§ **RECORDS FOR PROCESSING**:

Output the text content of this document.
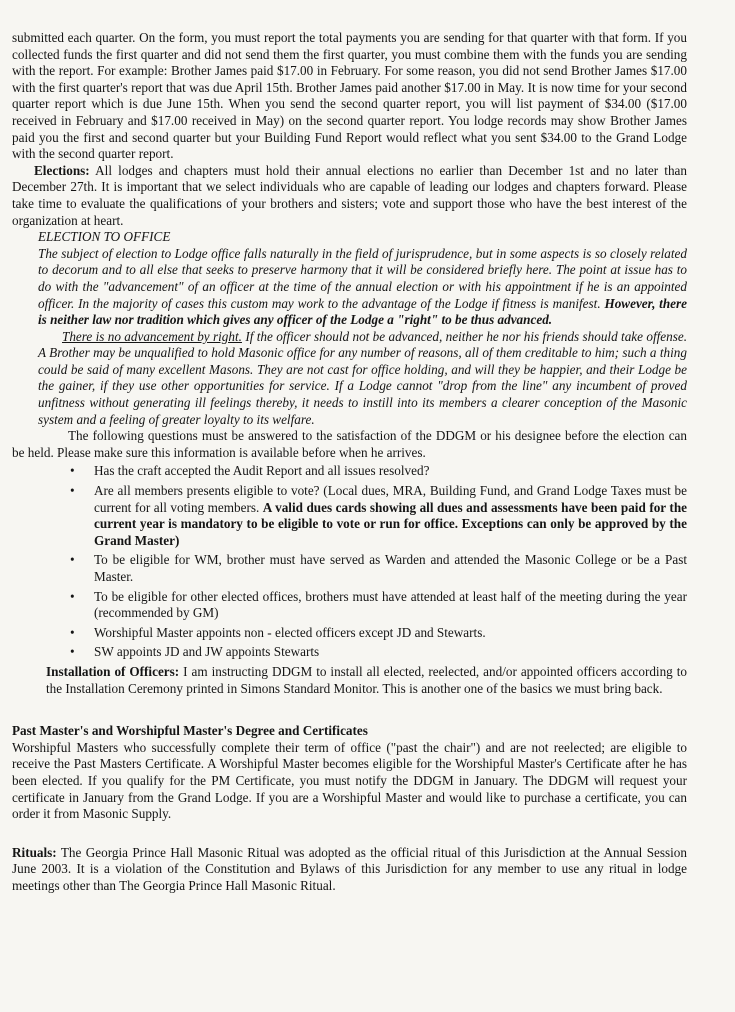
submitted each quarter. On the form, you must report the total payments you are sending for that quarter with that form. If you collected funds the first quarter and did not send them the first quarter, you must combine them with the funds you are sending with the report. For example: Brother James paid $17.00 in February. For some reason, you did not send Brother James $17.00 with the first quarter's report that was due April 15th. Brother James paid another $17.00 in May. It is now time for your second quarter report which is due June 15th. When you send the second quarter report, you will list payment of $34.00 ($17.00 received in February and $17.00 received in May) on the second quarter report. You lodge records may show Brother James paid you the first and second quarter but your Building Fund Report would reflect what you sent $34.00 to the Grand Lodge with the second quarter report.

Elections: All lodges and chapters must hold their annual elections no earlier than December 1st and no later than December 27th. It is important that we select individuals who are capable of leading our lodges and chapters forward. Please take time to evaluate the qualifications of your brothers and sisters; vote and support those who have the best interest of the organization at heart.

ELECTION TO OFFICE

The subject of election to Lodge office falls naturally in the field of jurisprudence, but in some aspects is so closely related to decorum and to all else that seeks to preserve harmony that it will be considered briefly here. The point at issue has to do with the "advancement" of an officer at the time of the annual election or with his appointment if he is an appointed officer. In the majority of cases this custom may work to the advantage of the Lodge if fitness is manifest. However, there is neither law nor tradition which gives any officer of the Lodge a "right" to be thus advanced.

There is no advancement by right. If the officer should not be advanced, neither he nor his friends should take offense. A Brother may be unqualified to hold Masonic office for any number of reasons, all of them creditable to him; such a thing could be said of many excellent Masons. They are not cast for office holding, and will they be happier, and their Lodge be the gainer, if they use other opportunities for service. If a Lodge cannot "drop from the line" any incumbent of proved unfitness without generating ill feelings thereby, it needs to instill into its members a clearer conception of the Masonic system and a feeling of greater loyalty to its welfare.

The following questions must be answered to the satisfaction of the DDGM or his designee before the election can be held. Please make sure this information is available before when he arrives.

• Has the craft accepted the Audit Report and all issues resolved?
• Are all members presents eligible to vote? (Local dues, MRA, Building Fund, and Grand Lodge Taxes must be current for all voting members. A valid dues cards showing all dues and assessments have been paid for the current year is mandatory to be eligible to vote or run for office. Exceptions can only be approved by the Grand Master)
• To be eligible for WM, brother must have served as Warden and attended the Masonic College or be a Past Master.
• To be eligible for other elected offices, brothers must have attended at least half of the meeting during the year (recommended by GM)
• Worshipful Master appoints non - elected officers except JD and Stewarts.
• SW appoints JD and JW appoints Stewarts

Installation of Officers: I am instructing DDGM to install all elected, reelected, and/or appointed officers according to the Installation Ceremony printed in Simons Standard Monitor. This is another one of the basics we must bring back.

Past Master's and Worshipful Master's Degree and Certificates

Worshipful Masters who successfully complete their term of office ("past the chair") and are not reelected; are eligible to receive the Past Masters Certificate. A Worshipful Master becomes eligible for the Worshipful Master's Certificate after he has been elected. If you qualify for the PM Certificate, you must notify the DDGM in January. The DDGM will request your certificate in January from the Grand Lodge. If you are a Worshipful Master and would like to purchase a certificate, you can order it from Masonic Supply.

Rituals: The Georgia Prince Hall Masonic Ritual was adopted as the official ritual of this Jurisdiction at the Annual Session June 2003. It is a violation of the Constitution and Bylaws of this Jurisdiction for any member to use any ritual in lodge meetings other than The Georgia Prince Hall Masonic Ritual.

§ **AIM**: Restate the data above word for word. Skip every picture.

§ **OUTPUT OF THE EXERCISE**:
Output the text content of this document.
submitted each quarter. On the form, you must report the total payments you are sending for that quarter with that form. If you collected funds the first quarter and did not send them the first quarter, you must combine them with the funds you are sending with the report. For example: Brother James paid $17.00 in February. For some reason, you did not send Brother James $17.00 with the first quarter's report that was due April 15th. Brother James paid another $17.00 in May. It is now time for your second quarter report which is due June 15th. When you send the second quarter report, you will list payment of $34.00 ($17.00 received in February and $17.00 received in May) on the second quarter report. You lodge records may show Brother James paid you the first and second quarter but your Building Fund Report would reflect what you sent $34.00 to the Grand Lodge with the second quarter report.

Elections: All lodges and chapters must hold their annual elections no earlier than December 1st and no later than December 27th. It is important that we select individuals who are capable of leading our lodges and chapters forward. Please take time to evaluate the qualifications of your brothers and sisters; vote and support those who have the best interest of the organization at heart.

ELECTION TO OFFICE

The subject of election to Lodge office falls naturally in the field of jurisprudence, but in some aspects is so closely related to decorum and to all else that seeks to preserve harmony that it will be considered briefly here. The point at issue has to do with the "advancement" of an officer at the time of the annual election or with his appointment if he is an appointed officer. In the majority of cases this custom may work to the advantage of the Lodge if fitness is manifest. However, there is neither law nor tradition which gives any officer of the Lodge a "right" to be thus advanced.

There is no advancement by right. If the officer should not be advanced, neither he nor his friends should take offense. A Brother may be unqualified to hold Masonic office for any number of reasons, all of them creditable to him; such a thing could be said of many excellent Masons. They are not cast for office holding, and will they be happier, and their Lodge be the gainer, if they use other opportunities for service. If a Lodge cannot "drop from the line" any incumbent of proved unfitness without generating ill feelings thereby, it needs to instill into its members a clearer conception of the Masonic system and a feeling of greater loyalty to its welfare.

The following questions must be answered to the satisfaction of the DDGM or his designee before the election can be held. Please make sure this information is available before when he arrives.

• Has the craft accepted the Audit Report and all issues resolved?
• Are all members presents eligible to vote? (Local dues, MRA, Building Fund, and Grand Lodge Taxes must be current for all voting members. A valid dues cards showing all dues and assessments have been paid for the current year is mandatory to be eligible to vote or run for office. Exceptions can only be approved by the Grand Master)
• To be eligible for WM, brother must have served as Warden and attended the Masonic College or be a Past Master.
• To be eligible for other elected offices, brothers must have attended at least half of the meeting during the year (recommended by GM)
• Worshipful Master appoints non - elected officers except JD and Stewarts.
• SW appoints JD and JW appoints Stewarts

Installation of Officers: I am instructing DDGM to install all elected, reelected, and/or appointed officers according to the Installation Ceremony printed in Simons Standard Monitor. This is another one of the basics we must bring back.

Past Master's and Worshipful Master's Degree and Certificates

Worshipful Masters who successfully complete their term of office ("past the chair") and are not reelected; are eligible to receive the Past Masters Certificate. A Worshipful Master becomes eligible for the Worshipful Master's Certificate after he has been elected. If you qualify for the PM Certificate, you must notify the DDGM in January. The DDGM will request your certificate in January from the Grand Lodge. If you are a Worshipful Master and would like to purchase a certificate, you can order it from Masonic Supply.

Rituals: The Georgia Prince Hall Masonic Ritual was adopted as the official ritual of this Jurisdiction at the Annual Session June 2003. It is a violation of the Constitution and Bylaws of this Jurisdiction for any member to use any ritual in lodge meetings other than The Georgia Prince Hall Masonic Ritual.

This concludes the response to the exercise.